§ **TASKS TO COMPLETE**
1. Answer these questions using the forum thread about the yorkie's dislocated hip:
(a) How much did the owner pay the emergency vet for the diagnosis?
(b) For how many years has the owner been going to the same vets' surgery?
(c) What is the dog kept in to limit her movements?
2. Print everything in the forum thread about the yorkie's dislocated hip from "Oh your poor" down to "of yesterday's anaesthetic.", word for word.

§ **EXCERPTED PASSAGE**
# Urgent help please dislocated hip yorkie



## Lulu's owner (May 1, 2009)

My little yorkie had a bad injury last night. The emergency vet said she had a dislocated hip and needed surgery within 48 hours to take off ball joint and repair damage. I took her to my vets this morning, thought they would do this, was told this afternoon they had relocated joint manually (reduction?) and everything was fine. Went to pick her up and was told she had torn bandage off, dislocated hip again, vet had put hip back in again but she needs ball joint removed in a week (orthopaedic vet away). I feel angry and upset. Dog has suffered needlessly, vet has charged £180 for diagnosis I paid £280 for last night. BUT more importantly, is it OK to wait a week when first vet said surgery had to be done within 48 hours? I don't trust today's vet, he couldn't even communicate properly in English. Advice desperately needed soon. Tried to ring emergency vet but he's not on duty today, by the way.


----------



## PoisonGirl (Oct 24, 2008)

That's awful! I'd expect my dog to have preventative measures (ie lampshade collar) if under vets care and not being supervised! 
I would keep trying to call the emergency vet, or call your own vet first thing in the morning for his opinion.

x


----------



## Lulu's owner (May 1, 2009)

Yes, I will try to speak to a vet I trust first thing tomorrow, if there is one available. I don't know what's happened to my vets' surgery, they used to be really good. I can't help thinking that the main vet is running up to retirement and has maybe sold his surgery to a company that just uses the cheapest vets it can find. I have been going there forty years since I was a small girl but this is making me think of changing vets. I am desperately worried about the dog. I forgot to mention she is in a cage to control her movements a bit, but this makes it worse for her, she's stuck in a cage for a week with no benefit if she's got to wait that long for surgery and we'll be back to square one.


----------



## Colsy (Oct 3, 2008)

Oh your poor little girl.
Hope you get a vet sorted out very soon.
Take care and let us know how things progress.


----------



## Lulu's owner (May 1, 2009)

Thanks for good wishes. I spoke to a vet I trust today and she will be examining my dog tomorrow with a view to immediate surgery. Poor little girl is very unhappy, hasn't eaten or weed or anything and is just making croaking sounds because of yesterday's anaesthetic.


----------



## xxwelshcrazyxx (Jul 3, 2009)

§ **MATERIAL SHOWN**
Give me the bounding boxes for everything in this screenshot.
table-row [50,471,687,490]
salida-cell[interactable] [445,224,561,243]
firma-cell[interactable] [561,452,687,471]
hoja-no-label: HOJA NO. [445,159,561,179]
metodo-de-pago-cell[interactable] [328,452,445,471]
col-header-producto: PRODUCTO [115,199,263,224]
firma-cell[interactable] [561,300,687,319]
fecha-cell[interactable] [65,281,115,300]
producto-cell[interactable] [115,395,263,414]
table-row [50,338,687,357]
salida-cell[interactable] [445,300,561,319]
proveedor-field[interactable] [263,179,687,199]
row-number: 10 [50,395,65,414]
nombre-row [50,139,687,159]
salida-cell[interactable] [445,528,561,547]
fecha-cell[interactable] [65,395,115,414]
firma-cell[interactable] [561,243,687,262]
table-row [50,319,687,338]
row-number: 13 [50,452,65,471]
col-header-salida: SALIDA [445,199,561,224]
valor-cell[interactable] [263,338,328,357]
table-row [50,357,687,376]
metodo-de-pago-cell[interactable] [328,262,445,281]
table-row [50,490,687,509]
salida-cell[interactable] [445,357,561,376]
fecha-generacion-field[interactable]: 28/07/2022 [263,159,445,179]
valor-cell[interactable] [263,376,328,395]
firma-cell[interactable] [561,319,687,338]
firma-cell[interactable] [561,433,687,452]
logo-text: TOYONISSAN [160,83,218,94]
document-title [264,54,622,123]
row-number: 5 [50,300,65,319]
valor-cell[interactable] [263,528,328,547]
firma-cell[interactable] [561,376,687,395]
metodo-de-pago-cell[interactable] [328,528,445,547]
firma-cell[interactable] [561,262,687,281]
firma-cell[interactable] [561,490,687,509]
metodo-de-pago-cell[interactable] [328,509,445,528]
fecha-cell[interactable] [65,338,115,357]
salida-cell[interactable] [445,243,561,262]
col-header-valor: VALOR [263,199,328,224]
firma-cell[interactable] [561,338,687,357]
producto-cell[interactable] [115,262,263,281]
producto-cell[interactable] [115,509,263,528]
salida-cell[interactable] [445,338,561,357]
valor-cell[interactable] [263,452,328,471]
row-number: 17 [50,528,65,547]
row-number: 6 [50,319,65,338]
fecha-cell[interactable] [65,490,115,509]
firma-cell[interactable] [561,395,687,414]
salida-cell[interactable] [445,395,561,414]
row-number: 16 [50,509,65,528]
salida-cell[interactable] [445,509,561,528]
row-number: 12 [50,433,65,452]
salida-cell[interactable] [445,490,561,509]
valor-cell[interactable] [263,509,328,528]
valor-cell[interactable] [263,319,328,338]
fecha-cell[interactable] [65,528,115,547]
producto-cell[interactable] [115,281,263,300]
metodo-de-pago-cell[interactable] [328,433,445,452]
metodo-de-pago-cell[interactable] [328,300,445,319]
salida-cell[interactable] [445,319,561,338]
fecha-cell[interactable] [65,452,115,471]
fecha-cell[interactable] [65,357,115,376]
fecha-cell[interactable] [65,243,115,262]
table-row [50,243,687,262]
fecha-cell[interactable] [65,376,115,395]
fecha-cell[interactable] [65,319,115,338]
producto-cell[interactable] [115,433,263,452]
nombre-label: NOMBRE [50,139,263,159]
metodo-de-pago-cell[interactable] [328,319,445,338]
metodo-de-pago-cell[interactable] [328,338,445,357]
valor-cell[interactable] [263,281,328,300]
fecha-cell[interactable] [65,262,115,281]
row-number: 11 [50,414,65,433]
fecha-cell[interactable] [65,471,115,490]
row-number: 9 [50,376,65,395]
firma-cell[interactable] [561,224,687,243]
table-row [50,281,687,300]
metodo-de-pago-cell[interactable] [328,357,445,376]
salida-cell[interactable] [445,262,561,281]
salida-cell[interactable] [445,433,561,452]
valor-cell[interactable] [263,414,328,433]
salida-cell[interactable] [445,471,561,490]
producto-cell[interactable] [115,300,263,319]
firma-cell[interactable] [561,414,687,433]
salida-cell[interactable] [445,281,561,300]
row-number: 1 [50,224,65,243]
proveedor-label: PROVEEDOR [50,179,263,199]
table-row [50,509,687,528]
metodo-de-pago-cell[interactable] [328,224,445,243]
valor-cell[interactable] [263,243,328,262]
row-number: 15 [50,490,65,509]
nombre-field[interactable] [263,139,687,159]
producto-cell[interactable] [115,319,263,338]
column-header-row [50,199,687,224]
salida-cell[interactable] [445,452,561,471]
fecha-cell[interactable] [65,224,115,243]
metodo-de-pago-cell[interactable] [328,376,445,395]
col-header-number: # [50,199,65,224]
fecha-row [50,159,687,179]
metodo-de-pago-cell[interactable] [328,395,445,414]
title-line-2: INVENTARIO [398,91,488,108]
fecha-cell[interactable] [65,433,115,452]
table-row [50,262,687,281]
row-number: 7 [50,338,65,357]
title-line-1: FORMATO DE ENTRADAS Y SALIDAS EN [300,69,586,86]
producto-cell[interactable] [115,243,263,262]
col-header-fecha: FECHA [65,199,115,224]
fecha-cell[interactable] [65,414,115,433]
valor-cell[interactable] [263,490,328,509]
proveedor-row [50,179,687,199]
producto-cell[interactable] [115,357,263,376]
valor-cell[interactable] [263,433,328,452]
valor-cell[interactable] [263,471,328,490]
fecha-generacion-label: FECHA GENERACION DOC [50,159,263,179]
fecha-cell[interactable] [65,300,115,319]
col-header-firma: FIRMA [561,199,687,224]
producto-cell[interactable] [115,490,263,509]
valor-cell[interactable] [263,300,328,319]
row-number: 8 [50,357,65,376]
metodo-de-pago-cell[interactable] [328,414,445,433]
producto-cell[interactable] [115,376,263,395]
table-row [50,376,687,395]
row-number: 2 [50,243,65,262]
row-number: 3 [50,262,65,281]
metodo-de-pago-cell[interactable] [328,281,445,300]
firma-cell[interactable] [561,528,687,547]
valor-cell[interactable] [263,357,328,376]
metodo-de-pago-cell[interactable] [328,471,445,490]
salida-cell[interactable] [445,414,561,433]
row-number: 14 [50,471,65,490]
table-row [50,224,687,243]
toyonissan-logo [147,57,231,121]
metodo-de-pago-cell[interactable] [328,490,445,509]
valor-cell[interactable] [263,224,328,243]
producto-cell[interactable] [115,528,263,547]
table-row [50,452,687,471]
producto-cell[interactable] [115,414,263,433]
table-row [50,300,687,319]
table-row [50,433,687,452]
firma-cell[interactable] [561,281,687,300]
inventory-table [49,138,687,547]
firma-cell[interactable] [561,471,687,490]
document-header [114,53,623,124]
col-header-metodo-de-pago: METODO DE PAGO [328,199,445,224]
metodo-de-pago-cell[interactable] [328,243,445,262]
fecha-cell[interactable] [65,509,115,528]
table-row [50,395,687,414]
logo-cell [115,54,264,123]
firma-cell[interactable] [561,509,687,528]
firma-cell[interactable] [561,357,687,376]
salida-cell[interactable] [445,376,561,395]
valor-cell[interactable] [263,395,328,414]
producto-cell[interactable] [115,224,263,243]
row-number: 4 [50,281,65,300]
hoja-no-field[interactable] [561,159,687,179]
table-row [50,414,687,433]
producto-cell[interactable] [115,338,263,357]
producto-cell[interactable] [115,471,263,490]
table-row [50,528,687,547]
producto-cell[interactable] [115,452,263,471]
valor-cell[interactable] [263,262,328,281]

§ **ANSWERS TO THIS EXERCISE**
1.
(a) £280
(b) Forty years
(c) A cage

2.
Oh your poor little girl.
Hope you get a vet sorted out very soon.
Take care and let us know how things progress.


----------



## Lulu's owner (May 1, 2009)

Thanks for good wishes. I spoke to a vet I trust today and she will be examining my dog tomorrow with a view to immediate surgery. Poor little girl is very unhappy, hasn't eaten or weed or anything and is just making croaking sounds because of yesterday's anaesthetic.